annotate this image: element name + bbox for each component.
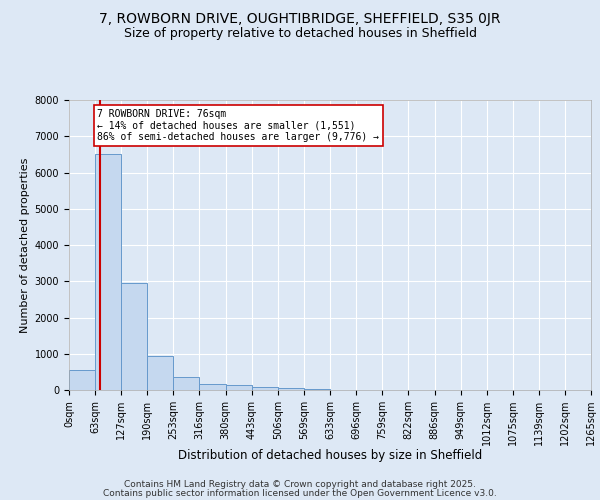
Bar [226,386,252,390]
Text: 7, ROWBORN DRIVE, OUGHTIBRIDGE, SHEFFIELD, S35 0JR: 7, ROWBORN DRIVE, OUGHTIBRIDGE, SHEFFIEL… [99,12,501,26]
Bar [148,356,173,390]
Bar [252,388,278,390]
Text: Contains public sector information licensed under the Open Government Licence v3: Contains public sector information licen… [103,488,497,498]
Text: Contains HM Land Registry data © Crown copyright and database right 2025.: Contains HM Land Registry data © Crown c… [124,480,476,489]
Bar [199,384,226,390]
Bar [173,378,199,390]
Bar [69,370,95,390]
Text: Size of property relative to detached houses in Sheffield: Size of property relative to detached ho… [124,28,476,40]
Bar [121,283,148,390]
Y-axis label: Number of detached properties: Number of detached properties [20,158,31,332]
Bar [278,388,304,390]
Text: 7 ROWBORN DRIVE: 76sqm
← 14% of detached houses are smaller (1,551)
86% of semi-: 7 ROWBORN DRIVE: 76sqm ← 14% of detached… [97,109,379,142]
X-axis label: Distribution of detached houses by size in Sheffield: Distribution of detached houses by size … [178,450,482,462]
Bar [95,154,121,390]
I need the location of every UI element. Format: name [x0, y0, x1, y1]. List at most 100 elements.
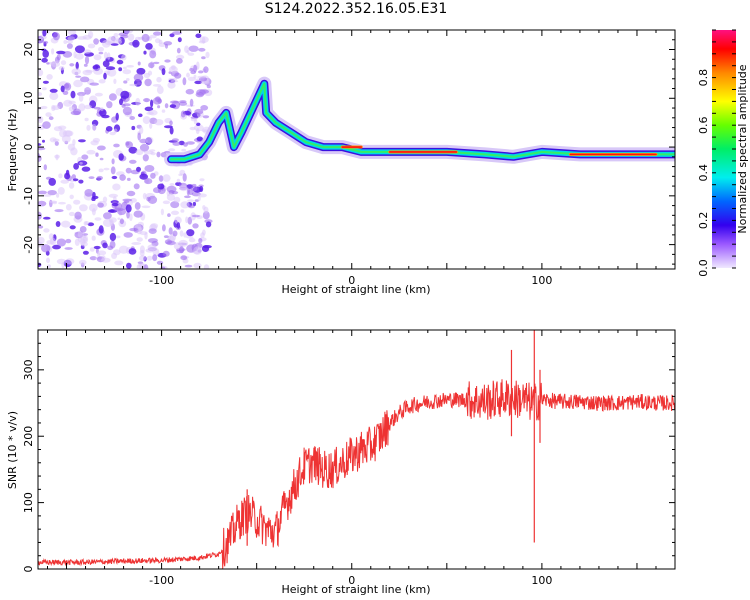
noise-blob [133, 183, 140, 190]
noise-blob [115, 37, 122, 42]
noise-blob [69, 194, 74, 200]
noise-blob [38, 143, 42, 146]
noise-blob [62, 90, 69, 96]
noise-blob [169, 104, 177, 108]
noise-blob [150, 223, 159, 229]
noise-blob [171, 210, 179, 215]
noise-blob [86, 124, 91, 131]
noise-blob [186, 141, 195, 145]
noise-blob [194, 80, 203, 85]
noise-blob [114, 260, 124, 266]
noise-blob [48, 200, 58, 204]
noise-blob [178, 101, 188, 106]
noise-blob [202, 205, 206, 210]
noise-blob [42, 121, 51, 129]
snr-panel: -100 0 100 0 100 200 300 Height of straight li… [6, 329, 676, 596]
noise-blob [162, 250, 170, 257]
noise-blob [84, 221, 90, 225]
noise-blob [74, 211, 82, 220]
noise-blob [42, 30, 47, 37]
noise-blob [54, 209, 64, 213]
noise-blob [197, 193, 207, 198]
noise-blob [115, 235, 121, 239]
noise-blob [139, 143, 150, 152]
noise-blob [150, 99, 154, 108]
noise-blob [135, 97, 141, 107]
noise-blob [131, 125, 136, 131]
noise-blob [128, 248, 137, 255]
noise-blob [183, 232, 188, 238]
noise-blob [118, 245, 129, 254]
noise-blob [111, 202, 119, 207]
noise-blob [107, 52, 111, 60]
noise-blob [137, 61, 141, 66]
noise-blob [91, 197, 96, 201]
noise-blob [77, 36, 87, 40]
noise-blob [42, 40, 49, 44]
noise-blob [79, 226, 87, 233]
noise-blob [146, 111, 154, 115]
noise-blob [73, 163, 79, 170]
noise-blob [162, 224, 166, 232]
noise-blob [118, 67, 123, 72]
noise-blob [75, 75, 82, 78]
frequency-ridge [164, 76, 675, 167]
y-tick-label-bottom: 200 [22, 426, 35, 447]
noise-blob [84, 87, 92, 90]
noise-blob [79, 259, 87, 265]
noise-blob [43, 216, 51, 220]
noise-blob [122, 198, 133, 202]
noise-blob [38, 69, 44, 77]
noise-blob [161, 266, 166, 269]
noise-blob [68, 211, 75, 217]
noise-blob [109, 131, 116, 136]
noise-blob [141, 205, 151, 209]
noise-blob [130, 198, 137, 203]
noise-blob [98, 46, 104, 52]
noise-blob [77, 91, 86, 97]
noise-blob [143, 98, 151, 103]
noise-blob [122, 69, 132, 75]
noise-blob [88, 176, 95, 180]
noise-blob [122, 106, 132, 116]
noise-blob [136, 67, 146, 75]
x-tick-label-top: -100 [149, 274, 174, 287]
noise-blob [71, 174, 77, 180]
noise-blob [136, 166, 141, 172]
noise-blob [52, 32, 60, 41]
noise-blob [103, 212, 112, 220]
noise-blob [93, 54, 102, 61]
noise-blob [171, 138, 179, 142]
noise-blob [153, 61, 160, 65]
noise-blob [144, 178, 153, 185]
page-title: S124.2022.352.16.05.E31 [264, 1, 448, 17]
noise-blob [100, 257, 111, 263]
noise-blob [198, 238, 203, 244]
noise-blob [147, 244, 157, 251]
noise-blob [194, 199, 199, 202]
noise-blob [176, 58, 183, 64]
noise-blob [111, 158, 115, 165]
noise-blob [139, 126, 144, 135]
noise-blob [168, 148, 176, 152]
noise-blob [126, 177, 131, 181]
noise-blob [99, 108, 107, 117]
noise-blob [96, 175, 104, 181]
noise-blob [156, 151, 161, 158]
noise-blob [149, 50, 157, 59]
noise-blob [157, 183, 165, 190]
noise-blob [90, 140, 99, 146]
noise-blob [202, 211, 210, 220]
noise-blob [180, 255, 188, 261]
noise-blob [192, 223, 199, 229]
noise-blob [110, 166, 116, 175]
noise-blob [38, 147, 46, 151]
x-tick-label-top: 0 [348, 274, 355, 287]
noise-blob [129, 83, 138, 87]
noise-blob [91, 235, 96, 241]
noise-blob [139, 255, 147, 262]
noise-blob [60, 85, 65, 93]
noise-blob [196, 122, 201, 127]
noise-blob [143, 50, 147, 55]
noise-blob [148, 228, 157, 235]
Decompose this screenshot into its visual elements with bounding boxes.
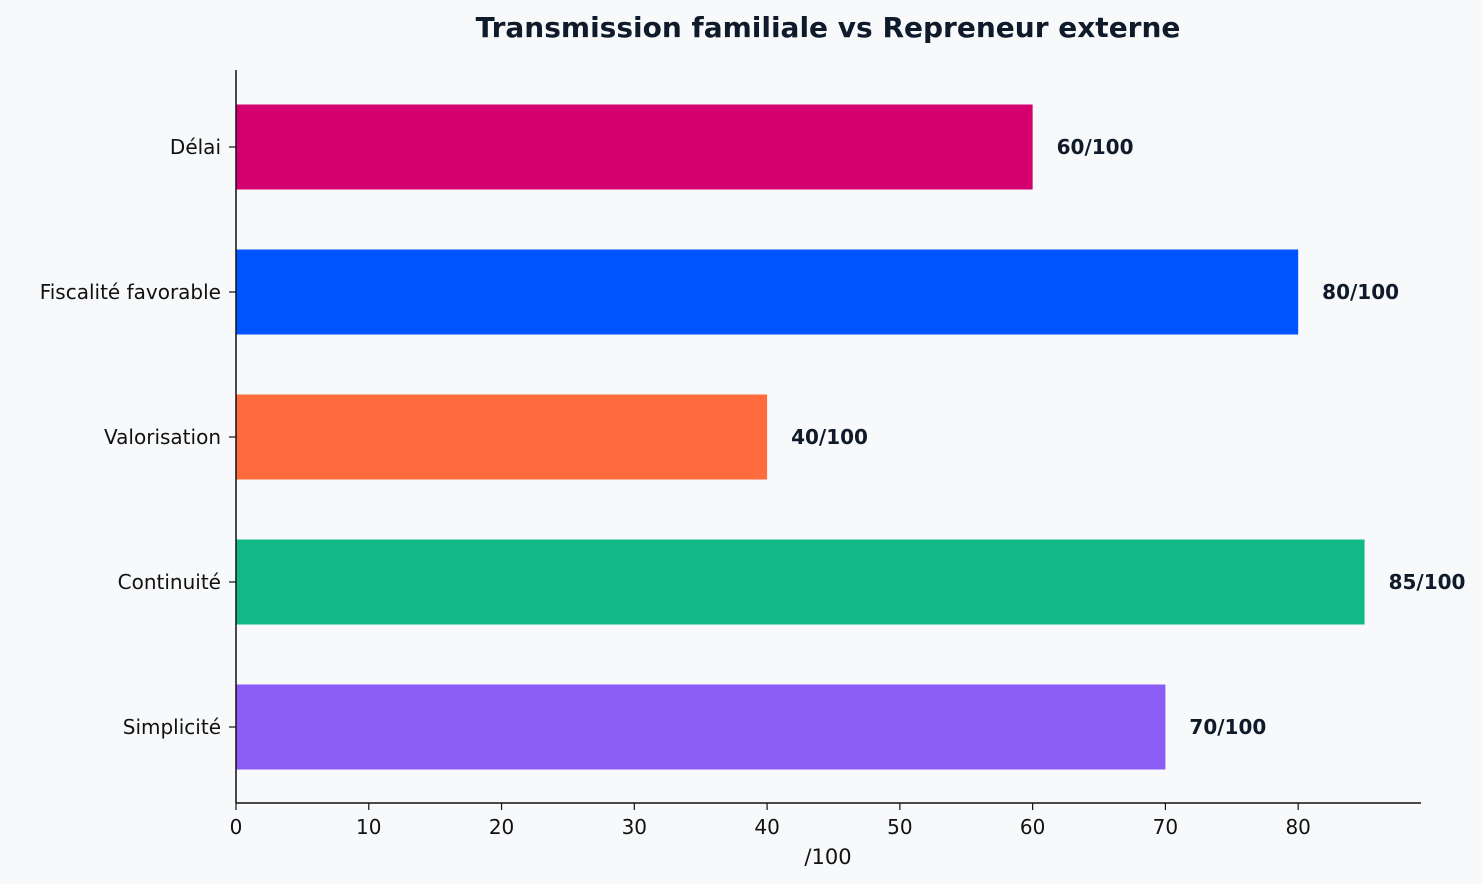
data-label-4: 70/100 xyxy=(1189,715,1266,739)
x-tick-label-6: 60 xyxy=(1020,815,1045,839)
x-tick-label-0: 0 xyxy=(230,815,243,839)
y-tick-label-0: Délai xyxy=(170,135,221,159)
bar-4 xyxy=(236,684,1166,770)
bar-1 xyxy=(236,249,1299,335)
y-axis: Délai Fiscalité favorable Valorisation Cont… xyxy=(40,70,237,803)
y-tick-label-3: Continuité xyxy=(118,570,221,594)
x-axis: 0 10 20 30 40 50 60 70 80 xyxy=(230,802,1421,839)
data-label-1: 80/100 xyxy=(1322,280,1399,304)
bar-2 xyxy=(236,394,768,480)
y-tick-label-4: Simplicité xyxy=(123,715,221,739)
data-label-2: 40/100 xyxy=(791,425,868,449)
bar-3 xyxy=(236,539,1365,625)
y-tick-label-1: Fiscalité favorable xyxy=(40,280,221,304)
data-label-3: 85/100 xyxy=(1389,570,1466,594)
x-tick-label-5: 50 xyxy=(887,815,912,839)
y-tick-label-2: Valorisation xyxy=(104,425,221,449)
chart-title: Transmission familiale vs Repreneur exte… xyxy=(476,11,1181,44)
x-tick-label-3: 30 xyxy=(622,815,647,839)
x-tick-label-2: 20 xyxy=(489,815,514,839)
x-tick-label-8: 80 xyxy=(1285,815,1310,839)
x-tick-label-4: 40 xyxy=(754,815,779,839)
bars-layer xyxy=(236,104,1365,770)
bar-0 xyxy=(236,104,1033,190)
x-tick-label-7: 70 xyxy=(1153,815,1178,839)
x-axis-label: /100 xyxy=(804,845,851,869)
x-tick-label-1: 10 xyxy=(356,815,381,839)
data-labels-layer: 60/100 80/100 40/100 85/100 70/100 xyxy=(791,135,1465,739)
data-label-0: 60/100 xyxy=(1057,135,1134,159)
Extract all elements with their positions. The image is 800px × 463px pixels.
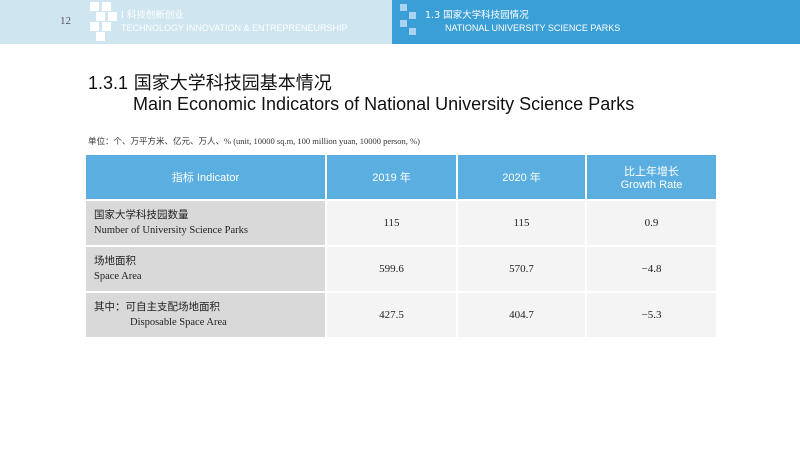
indicator-cell: 场地面积 Space Area [86, 245, 327, 292]
value-growth: 0.9 [586, 199, 716, 246]
header-growth: 比上年增长 Growth Rate [586, 155, 716, 200]
page-title: 1.3.1 国家大学科技园基本情况 [88, 72, 332, 95]
title-en: Main Economic Indicators of National Uni… [133, 94, 635, 114]
decorative-squares [86, 0, 117, 44]
header-growth-en: Growth Rate [620, 179, 683, 191]
chapter-label: I 科技创新创业 TECHNOLOGY INNOVATION & ENTREPR… [121, 9, 348, 35]
header-band-right [392, 0, 800, 44]
page-number: 12 [60, 15, 71, 27]
header-2019: 2019 年 [326, 155, 458, 200]
value-2019: 115 [326, 199, 458, 246]
decorative-squares-right [398, 0, 420, 44]
indicator-en: Space Area [94, 271, 142, 282]
header-growth-cn: 比上年增长 [624, 166, 679, 178]
table-row: 国家大学科技园数量 Number of University Science P… [86, 199, 716, 246]
header-2020: 2020 年 [457, 155, 587, 200]
section-cn: 1.3 国家大学科技园情况 [425, 10, 529, 21]
indicator-cn: 国家大学科技园数量 [94, 209, 189, 221]
value-growth: −4.8 [586, 245, 716, 292]
title-cn: 国家大学科技园基本情况 [133, 73, 332, 94]
chapter-cn: I 科技创新创业 [121, 10, 184, 21]
unit-note: 单位：个、万平方米、亿元、万人、% (unit, 10000 sq.m, 100… [88, 136, 420, 146]
indicator-cn: 其中：可自主支配场地面积 [94, 301, 220, 313]
indicator-en: Disposable Space Area [130, 317, 227, 328]
title-number: 1.3.1 [88, 73, 129, 93]
header-band-left [0, 0, 392, 44]
table-header-row: 指标 Indicator 2019 年 2020 年 比上年增长 Growth … [86, 155, 716, 200]
header-indicator: 指标 Indicator [86, 155, 327, 200]
table-row: 场地面积 Space Area 599.6 570.7 −4.8 [86, 245, 716, 292]
section-label: 1.3 国家大学科技园情况 NATIONAL UNIVERSITY SCIENC… [425, 9, 620, 35]
indicator-cn: 场地面积 [94, 255, 136, 267]
value-2019: 599.6 [326, 245, 458, 292]
value-2020: 570.7 [457, 245, 587, 292]
chapter-en: TECHNOLOGY INNOVATION & ENTREPRENEURSHIP [121, 23, 348, 33]
value-2019: 427.5 [326, 291, 458, 337]
value-2020: 115 [457, 199, 587, 246]
value-growth: −5.3 [586, 291, 716, 337]
indicator-cell: 其中：可自主支配场地面积 Disposable Space Area [86, 291, 327, 337]
section-en: NATIONAL UNIVERSITY SCIENCE PARKS [445, 23, 621, 33]
indicator-en: Number of University Science Parks [94, 225, 248, 236]
indicator-cell: 国家大学科技园数量 Number of University Science P… [86, 199, 327, 246]
value-2020: 404.7 [457, 291, 587, 337]
table-row: 其中：可自主支配场地面积 Disposable Space Area 427.5… [86, 291, 716, 337]
indicators-table: 指标 Indicator 2019 年 2020 年 比上年增长 Growth … [86, 155, 716, 337]
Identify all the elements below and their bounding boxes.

⁂

--- Written instruction ---
Write out the stretch from the line containing "noise-blob [133, 183, 140, 190]" through the line containing "noise-blob [186, 141, 195, 145]" again, putting "noise-spot" wherever "noise-blob" appears and leaving everything else unchanged.

--- Response to this exercise ---
noise-spot [133, 183, 140, 190]
noise-spot [115, 37, 122, 42]
noise-spot [69, 194, 74, 200]
noise-spot [38, 143, 42, 146]
noise-spot [62, 90, 69, 96]
noise-spot [169, 104, 177, 108]
noise-spot [150, 223, 159, 229]
noise-spot [171, 210, 179, 215]
noise-spot [86, 124, 91, 131]
noise-spot [186, 141, 195, 145]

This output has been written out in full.